WHAT IS REQUIRED:
Check every line of the material below for the string "işçilik", and return the ones that have it.

DATA SHOWN:
***
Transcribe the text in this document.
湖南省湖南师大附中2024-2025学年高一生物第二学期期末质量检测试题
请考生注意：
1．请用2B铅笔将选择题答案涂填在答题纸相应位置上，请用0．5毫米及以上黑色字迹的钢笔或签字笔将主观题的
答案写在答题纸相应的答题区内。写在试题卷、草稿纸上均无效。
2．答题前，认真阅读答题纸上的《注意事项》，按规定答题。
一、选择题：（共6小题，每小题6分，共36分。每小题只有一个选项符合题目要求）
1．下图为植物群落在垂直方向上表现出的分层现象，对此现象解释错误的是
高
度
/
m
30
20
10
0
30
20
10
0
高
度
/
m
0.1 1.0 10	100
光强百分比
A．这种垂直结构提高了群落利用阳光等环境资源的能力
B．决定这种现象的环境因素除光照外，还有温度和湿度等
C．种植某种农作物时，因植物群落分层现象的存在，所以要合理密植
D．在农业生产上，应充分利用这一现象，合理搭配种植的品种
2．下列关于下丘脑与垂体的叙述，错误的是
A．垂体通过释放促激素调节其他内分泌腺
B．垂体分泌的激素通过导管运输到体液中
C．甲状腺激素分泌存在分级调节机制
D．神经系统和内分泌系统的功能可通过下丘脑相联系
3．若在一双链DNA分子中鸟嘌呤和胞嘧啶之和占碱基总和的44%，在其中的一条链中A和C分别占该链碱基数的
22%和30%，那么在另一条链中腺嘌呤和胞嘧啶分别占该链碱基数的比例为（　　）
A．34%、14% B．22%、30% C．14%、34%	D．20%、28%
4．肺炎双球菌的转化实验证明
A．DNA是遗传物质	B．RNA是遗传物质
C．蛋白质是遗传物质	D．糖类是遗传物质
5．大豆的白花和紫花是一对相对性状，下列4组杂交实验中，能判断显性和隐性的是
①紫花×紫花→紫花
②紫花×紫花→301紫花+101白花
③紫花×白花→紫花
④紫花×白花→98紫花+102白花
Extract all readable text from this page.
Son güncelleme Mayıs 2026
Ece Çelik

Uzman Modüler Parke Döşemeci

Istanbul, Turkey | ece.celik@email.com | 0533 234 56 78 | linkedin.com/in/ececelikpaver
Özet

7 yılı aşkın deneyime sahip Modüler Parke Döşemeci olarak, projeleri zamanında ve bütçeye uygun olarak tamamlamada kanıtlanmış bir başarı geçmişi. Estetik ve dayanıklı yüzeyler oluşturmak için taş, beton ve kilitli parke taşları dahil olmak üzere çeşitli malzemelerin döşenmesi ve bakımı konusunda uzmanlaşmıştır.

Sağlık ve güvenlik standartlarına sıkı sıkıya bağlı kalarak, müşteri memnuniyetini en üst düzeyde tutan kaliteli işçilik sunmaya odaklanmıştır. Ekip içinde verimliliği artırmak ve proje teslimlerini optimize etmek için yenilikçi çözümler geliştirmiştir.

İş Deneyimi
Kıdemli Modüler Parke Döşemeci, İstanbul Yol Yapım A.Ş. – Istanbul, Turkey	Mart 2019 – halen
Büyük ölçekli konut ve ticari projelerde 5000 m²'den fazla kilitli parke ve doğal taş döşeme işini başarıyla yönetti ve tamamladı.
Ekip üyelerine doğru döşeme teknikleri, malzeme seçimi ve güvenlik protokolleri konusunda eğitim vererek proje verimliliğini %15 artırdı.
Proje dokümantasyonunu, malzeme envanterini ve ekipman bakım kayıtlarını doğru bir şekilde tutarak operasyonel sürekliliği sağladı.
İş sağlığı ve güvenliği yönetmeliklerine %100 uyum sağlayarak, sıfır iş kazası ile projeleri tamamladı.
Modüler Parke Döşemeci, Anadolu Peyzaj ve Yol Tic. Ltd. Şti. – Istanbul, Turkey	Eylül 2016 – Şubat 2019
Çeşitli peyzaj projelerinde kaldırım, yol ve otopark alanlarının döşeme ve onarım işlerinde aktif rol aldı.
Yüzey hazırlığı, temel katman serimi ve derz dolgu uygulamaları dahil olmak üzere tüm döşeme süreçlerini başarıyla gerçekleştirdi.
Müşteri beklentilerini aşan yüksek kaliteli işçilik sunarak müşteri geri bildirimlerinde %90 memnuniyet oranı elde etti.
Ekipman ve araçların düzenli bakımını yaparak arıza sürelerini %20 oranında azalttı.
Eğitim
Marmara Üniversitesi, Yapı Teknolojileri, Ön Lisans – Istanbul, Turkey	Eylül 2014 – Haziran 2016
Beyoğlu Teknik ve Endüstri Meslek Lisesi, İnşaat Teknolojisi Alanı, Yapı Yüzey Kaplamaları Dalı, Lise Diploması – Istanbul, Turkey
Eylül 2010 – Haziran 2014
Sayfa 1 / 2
***
EXERCISE ANSWER:
Sağlık ve güvenlik standartlarına sıkı sıkıya bağlı kalarak, müşteri memnuniyetini en üst düzeyde tutan kaliteli işçilik sunmaya odaklanmıştır. Ekip içinde verimliliği artırmak ve proje teslimlerini optimize etmek için yenilikçi çözümler geliştirmiştir.
Müşteri beklentilerini aşan yüksek kaliteli işçilik sunarak müşteri geri bildirimlerinde %90 memnuniyet oranı elde etti.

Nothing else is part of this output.